Start of INFORMATION PROVIDED
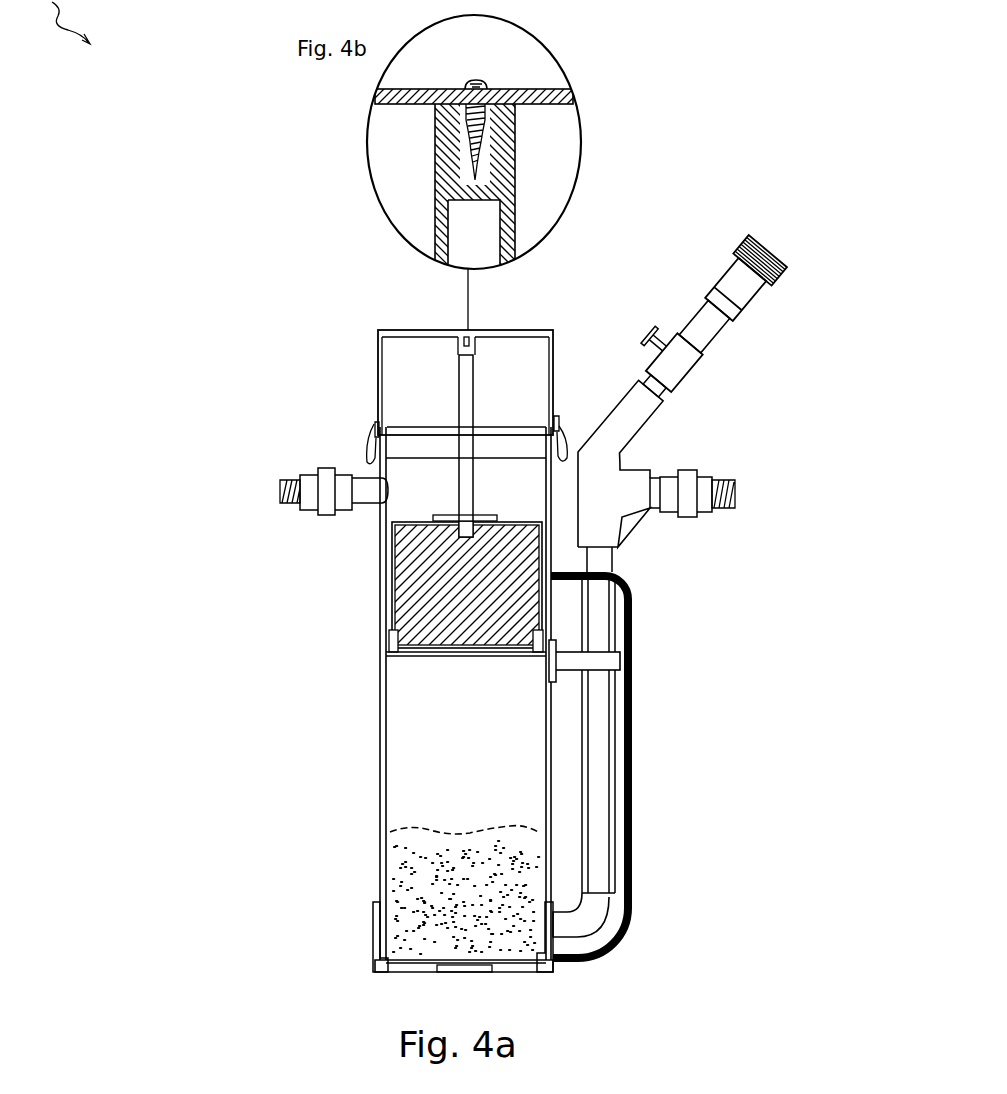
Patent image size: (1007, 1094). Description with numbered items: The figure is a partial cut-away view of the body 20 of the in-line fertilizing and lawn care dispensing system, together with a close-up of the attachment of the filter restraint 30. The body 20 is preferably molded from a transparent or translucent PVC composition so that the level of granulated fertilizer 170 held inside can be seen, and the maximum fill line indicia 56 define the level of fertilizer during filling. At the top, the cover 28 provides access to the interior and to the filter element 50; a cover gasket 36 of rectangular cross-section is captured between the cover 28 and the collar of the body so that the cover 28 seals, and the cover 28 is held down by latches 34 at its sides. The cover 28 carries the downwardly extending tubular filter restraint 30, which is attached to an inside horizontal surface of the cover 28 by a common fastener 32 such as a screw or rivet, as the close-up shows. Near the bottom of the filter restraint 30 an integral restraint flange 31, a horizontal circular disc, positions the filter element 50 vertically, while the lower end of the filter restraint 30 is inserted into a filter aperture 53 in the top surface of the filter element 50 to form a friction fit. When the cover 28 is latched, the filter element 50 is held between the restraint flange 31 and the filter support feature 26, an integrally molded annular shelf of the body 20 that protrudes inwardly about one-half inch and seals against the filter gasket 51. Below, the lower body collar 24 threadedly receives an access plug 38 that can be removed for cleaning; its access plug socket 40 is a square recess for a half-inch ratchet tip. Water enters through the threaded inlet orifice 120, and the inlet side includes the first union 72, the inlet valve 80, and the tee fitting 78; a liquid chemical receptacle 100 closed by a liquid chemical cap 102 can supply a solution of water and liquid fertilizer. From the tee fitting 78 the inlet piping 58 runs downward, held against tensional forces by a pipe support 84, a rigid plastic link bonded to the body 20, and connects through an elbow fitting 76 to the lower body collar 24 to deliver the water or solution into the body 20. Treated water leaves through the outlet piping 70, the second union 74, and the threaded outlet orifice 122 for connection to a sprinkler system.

In FIG. 4A, the body 20 is at (379, 738).
In FIG. 4A, the lower body collar 24 is at (374, 960).
In FIG. 4A, the filter support feature 26 is at (392, 655).
In FIG. 4A, the cover 28 is at (388, 330).
In FIG. 4B, the cover 28 is at (563, 100).
In FIG. 4A, the filter restraint 30 is at (477, 367).
In FIG. 4B, the filter restraint 30 is at (433, 152).
In FIG. 4A, the restraint flange 31 is at (478, 513).
In FIG. 4A, the fastener 32 is at (465, 330).
In FIG. 4B, the fastener 32 is at (487, 82).
In FIG. 4A, the clamp 34 is at (376, 425).
In FIG. 4A, the cover gasket 36 is at (368, 428).
In FIG. 4A, the access plug 38 is at (502, 973).
In FIG. 4A, the access plug socket 40 is at (467, 968).
In FIG. 4A, the filter element 50 is at (430, 597).
In FIG. 4A, the filter gasket 51 is at (528, 645).
In FIG. 4A, the filter aperture 53 is at (455, 527).
In FIG. 4A, the maximum fill line indicia 56 is at (633, 812).
In FIG. 4A, the inlet piping 58 is at (713, 335).
In FIG. 4A, the outlet piping 70 is at (363, 488).
In FIG. 4A, the first union 72 is at (687, 513).
In FIG. 4A, the second union 74 is at (317, 513).
In FIG. 4A, the elbow fitting 76 is at (603, 925).
In FIG. 4A, the tee fitting 78 is at (623, 517).
In FIG. 4A, the inlet valve 80 is at (658, 355).
In FIG. 4A, the pipe support 84 is at (618, 662).
In FIG. 4A, the liquid chemical receptacle 100 is at (753, 302).
In FIG. 4A, the liquid chemical cap 102 is at (787, 272).
In FIG. 4A, the inlet orifice 120 is at (727, 508).
In FIG. 4A, the outlet orifice 122 is at (280, 480).
In FIG. 4A, the granulated fertilizer 170 is at (423, 843).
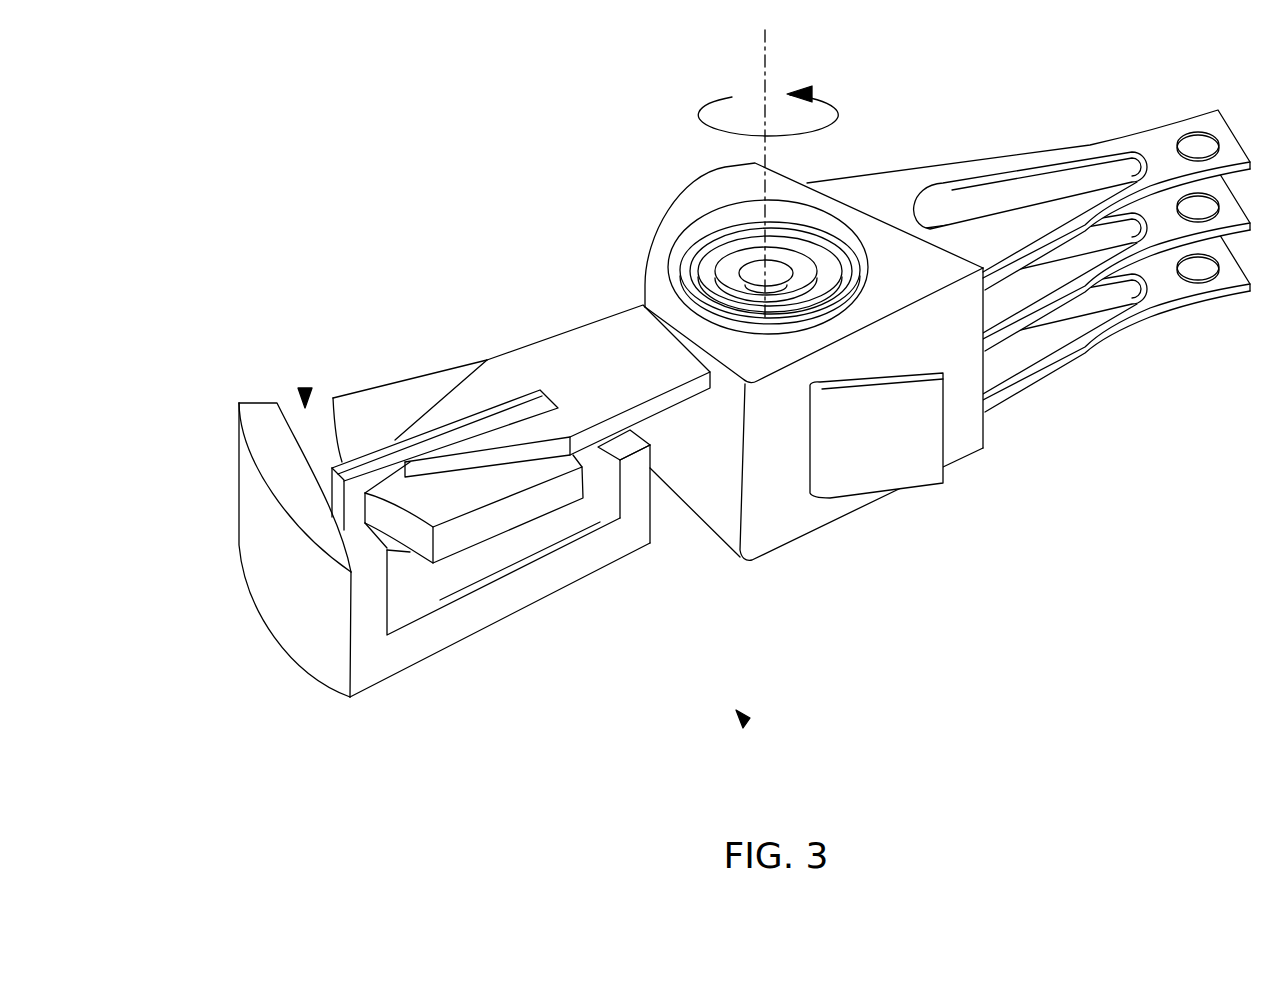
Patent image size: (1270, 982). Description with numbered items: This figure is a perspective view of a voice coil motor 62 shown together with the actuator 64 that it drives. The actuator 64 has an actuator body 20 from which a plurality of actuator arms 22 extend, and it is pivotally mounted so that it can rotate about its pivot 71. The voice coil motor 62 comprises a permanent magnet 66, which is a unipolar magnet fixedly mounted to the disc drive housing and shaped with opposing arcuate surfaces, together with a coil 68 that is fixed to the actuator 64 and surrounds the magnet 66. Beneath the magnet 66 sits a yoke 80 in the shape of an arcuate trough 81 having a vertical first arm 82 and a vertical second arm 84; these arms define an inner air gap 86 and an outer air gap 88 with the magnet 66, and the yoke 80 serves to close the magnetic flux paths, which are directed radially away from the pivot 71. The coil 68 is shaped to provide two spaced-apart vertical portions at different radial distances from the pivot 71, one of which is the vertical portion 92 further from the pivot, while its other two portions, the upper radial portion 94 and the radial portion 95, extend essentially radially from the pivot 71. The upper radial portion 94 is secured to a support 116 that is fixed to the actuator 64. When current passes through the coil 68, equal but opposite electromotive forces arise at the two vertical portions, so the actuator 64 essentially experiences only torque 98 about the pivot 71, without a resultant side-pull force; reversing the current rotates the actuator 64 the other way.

The actuator body 20 is at (957, 443).
The actuator arms 22 is at (1038, 148).
The voice coil motor 62 is at (745, 722).
The actuator 64 is at (1143, 538).
The permanent magnet 66 is at (425, 392).
The coil 68 is at (490, 418).
The pivot 71 is at (765, 66).
The yoke 80 is at (476, 632).
The arcuate trough 81 is at (500, 570).
The vertical first arm 82 is at (363, 607).
The vertical second arm 84 is at (645, 478).
The inner air gap 86 is at (305, 388).
The outer air gap 88 is at (597, 478).
The vertical portion of coil 92 is at (335, 511).
The upper radial portion of coil 94 is at (387, 477).
The radial portion of coil 95 is at (398, 562).
The torque 98 is at (697, 119).
The support 116 is at (603, 337).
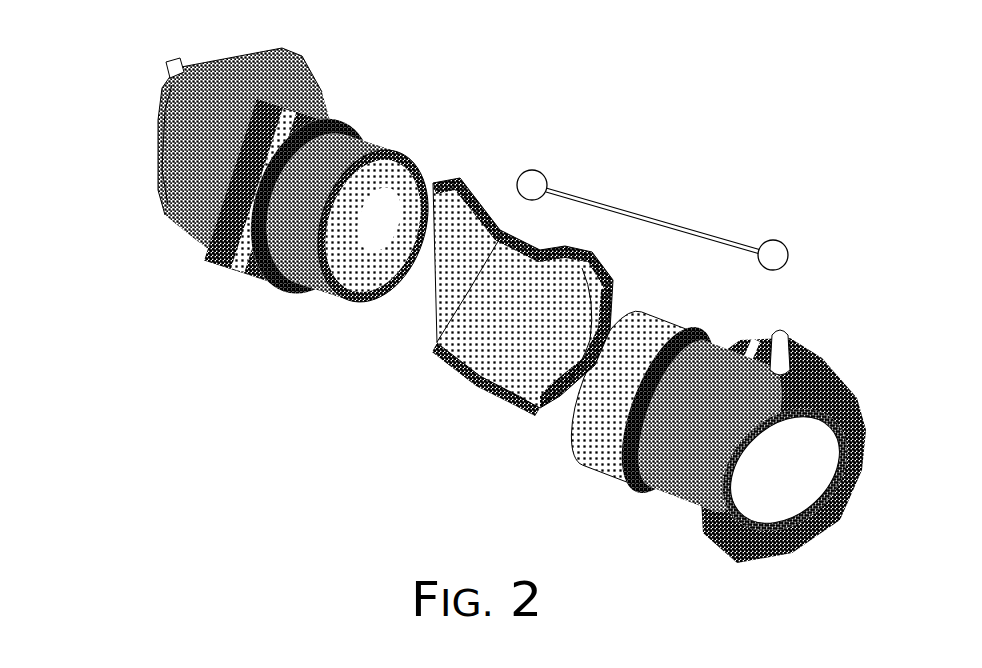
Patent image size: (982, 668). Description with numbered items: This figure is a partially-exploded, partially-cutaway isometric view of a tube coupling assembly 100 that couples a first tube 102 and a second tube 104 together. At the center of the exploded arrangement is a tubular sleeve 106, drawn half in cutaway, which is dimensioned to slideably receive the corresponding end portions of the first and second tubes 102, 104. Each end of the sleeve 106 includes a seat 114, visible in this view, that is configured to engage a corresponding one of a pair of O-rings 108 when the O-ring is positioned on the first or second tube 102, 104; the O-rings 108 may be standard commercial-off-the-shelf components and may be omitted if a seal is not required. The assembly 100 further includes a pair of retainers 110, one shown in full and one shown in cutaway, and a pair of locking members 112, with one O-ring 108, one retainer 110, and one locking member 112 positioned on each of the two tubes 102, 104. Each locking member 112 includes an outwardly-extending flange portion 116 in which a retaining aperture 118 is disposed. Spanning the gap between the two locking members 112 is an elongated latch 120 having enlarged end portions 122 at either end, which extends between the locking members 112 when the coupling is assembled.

The tube coupling assembly 100 is at (754, 63).
The first tube 102 is at (379, 196).
The second tube 104 is at (600, 413).
The tubular sleeve 106 is at (459, 331).
The O-rings 108 is at (479, 337).
The retainers 110 is at (482, 222).
The locking members 112 is at (467, 340).
The seat 114 is at (464, 351).
The flange portion 116 is at (532, 285).
The retaining aperture 118 is at (834, 310).
The elongated latch 120 is at (656, 203).
The enlarged end portions 122 is at (689, 202).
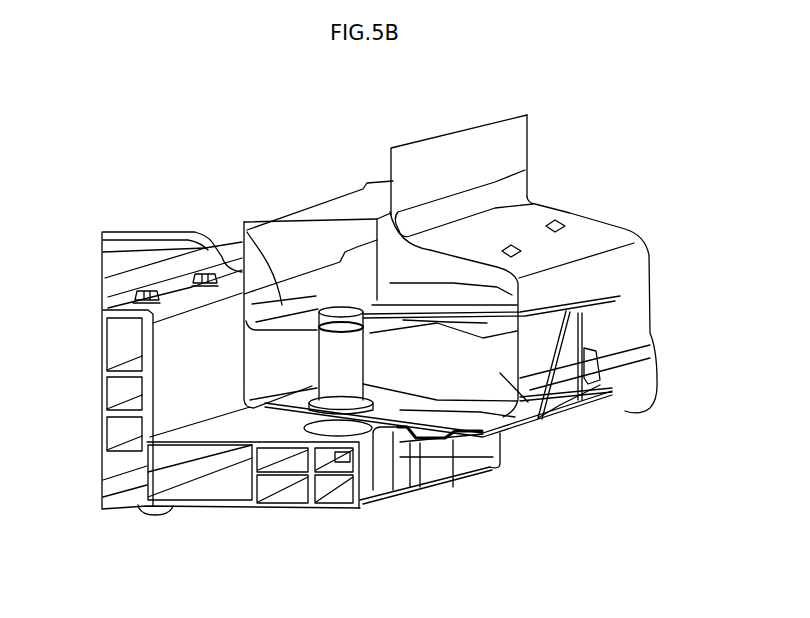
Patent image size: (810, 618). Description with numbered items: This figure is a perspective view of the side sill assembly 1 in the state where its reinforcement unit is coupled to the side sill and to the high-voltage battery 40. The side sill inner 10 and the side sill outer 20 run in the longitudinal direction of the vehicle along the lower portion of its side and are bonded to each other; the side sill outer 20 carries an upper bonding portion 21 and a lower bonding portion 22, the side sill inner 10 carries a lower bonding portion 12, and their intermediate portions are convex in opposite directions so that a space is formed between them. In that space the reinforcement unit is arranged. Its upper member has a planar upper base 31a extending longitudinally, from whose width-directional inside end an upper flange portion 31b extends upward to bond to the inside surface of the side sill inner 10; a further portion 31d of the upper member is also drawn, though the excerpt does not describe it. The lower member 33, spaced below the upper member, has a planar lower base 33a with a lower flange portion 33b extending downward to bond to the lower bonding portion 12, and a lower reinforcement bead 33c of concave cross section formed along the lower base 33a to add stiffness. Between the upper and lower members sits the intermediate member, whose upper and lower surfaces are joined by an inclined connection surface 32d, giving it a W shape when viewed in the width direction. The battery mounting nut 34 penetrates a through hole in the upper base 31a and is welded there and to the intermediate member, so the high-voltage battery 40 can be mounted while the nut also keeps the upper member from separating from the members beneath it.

The side sill assembly 1 is at (686, 80).
The side sill inner 10 is at (290, 237).
The lower bonding portion 12 is at (407, 487).
The side sill outer 20 is at (618, 244).
The upper bonding portion 21 is at (507, 148).
The lower bonding portion 22 is at (487, 456).
The upper base 31a is at (395, 297).
The upper flange portion 31b is at (247, 232).
The engaging portion 31d is at (470, 307).
The connection surface 32d is at (590, 402).
The lower member 33 is at (543, 395).
The lower base 33a is at (543, 420).
The lower flange portion 33b is at (508, 420).
The lower reinforcement bead 33c is at (435, 469).
The battery mounting nut 34 is at (328, 369).
The high-voltage battery 40 is at (210, 490).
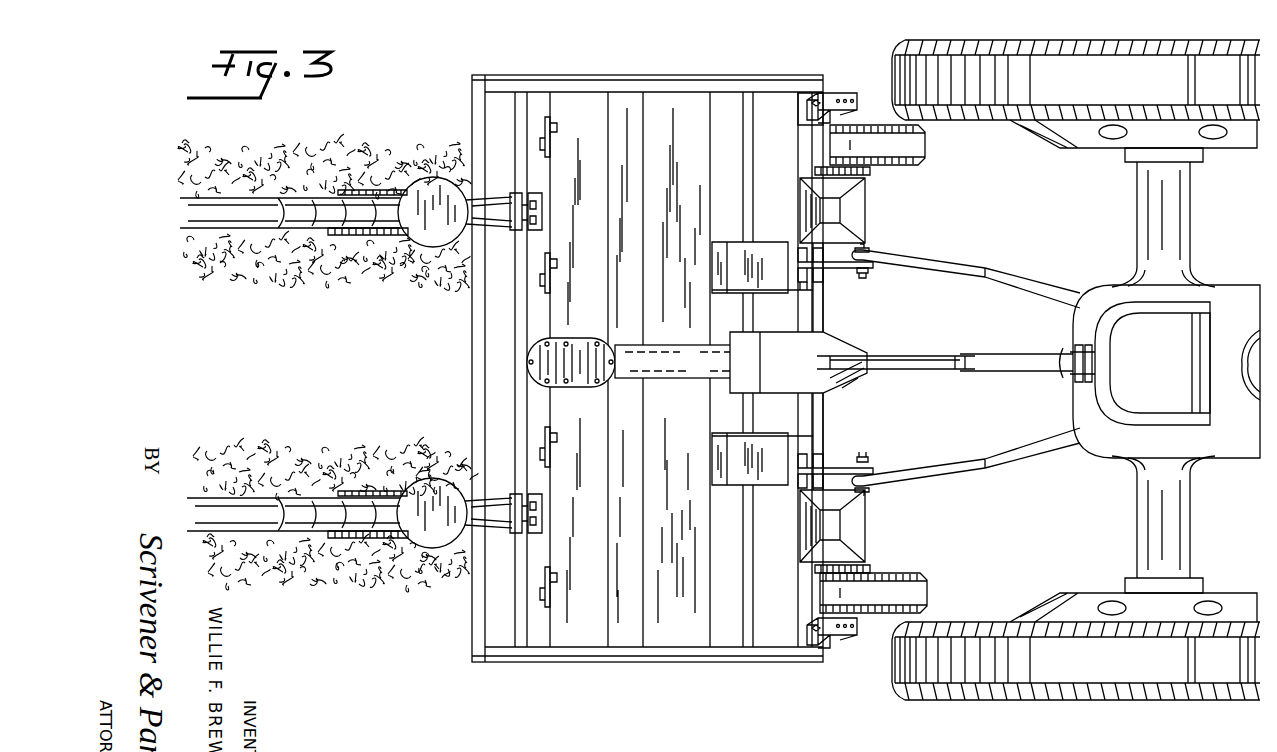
End of INFORMATION PROVIDED
WRITTEN INSTRUCTION.
Reproduce the lines of the records word for word, starting at the line containing "Patent image size: (982, 668)." and ending at the line containing "The enlarged end", with both of those lines included.

THE RESULT.
Patent image size: (982, 668). Description with numbered items: This figure is a partially-exploded, partially-cutaway isometric view of a tube coupling assembly 100 that couples a first tube 102 and a second tube 104 together. At the center of the exploded arrangement is a tubular sleeve 106, drawn half in cutaway, which is dimensioned to slideably receive the corresponding end portions of the first and second tubes 102, 104. Each end of the sleeve 106 includes a seat 114, visible in this view, that is configured to engage a corresponding one of a pair of O-rings 108 when the O-ring is positioned on the first or second tube 102, 104; the O-rings 108 may be standard commercial-off-the-shelf components and may be omitted if a seal is not required. The assembly 100 further includes a pair of retainers 110, one shown in full and one shown in cutaway, and a pair of locking members 112, with one O-ring 108, one retainer 110, and one locking member 112 positioned on each of the two tubes 102, 104. Each locking member 112 includes an outwardly-extending flange portion 116 in which a retaining aperture 118 is disposed. Spanning the gap between the two locking members 112 is an elongated latch 120 having enlarged end portions 122 at either end, which extends between the locking members 112 when the coupling is assembled.

The tube coupling assembly 100 is at (754, 63).
The first tube 102 is at (379, 196).
The second tube 104 is at (600, 413).
The tubular sleeve 106 is at (459, 331).
The O-rings 108 is at (479, 337).
The retainers 110 is at (482, 222).
The locking members 112 is at (467, 340).
The seat 114 is at (464, 351).
The flange portion 116 is at (532, 285).
The retaining aperture 118 is at (834, 310).
The elongated latch 120 is at (656, 203).
The enlarged end portions 122 is at (689, 202).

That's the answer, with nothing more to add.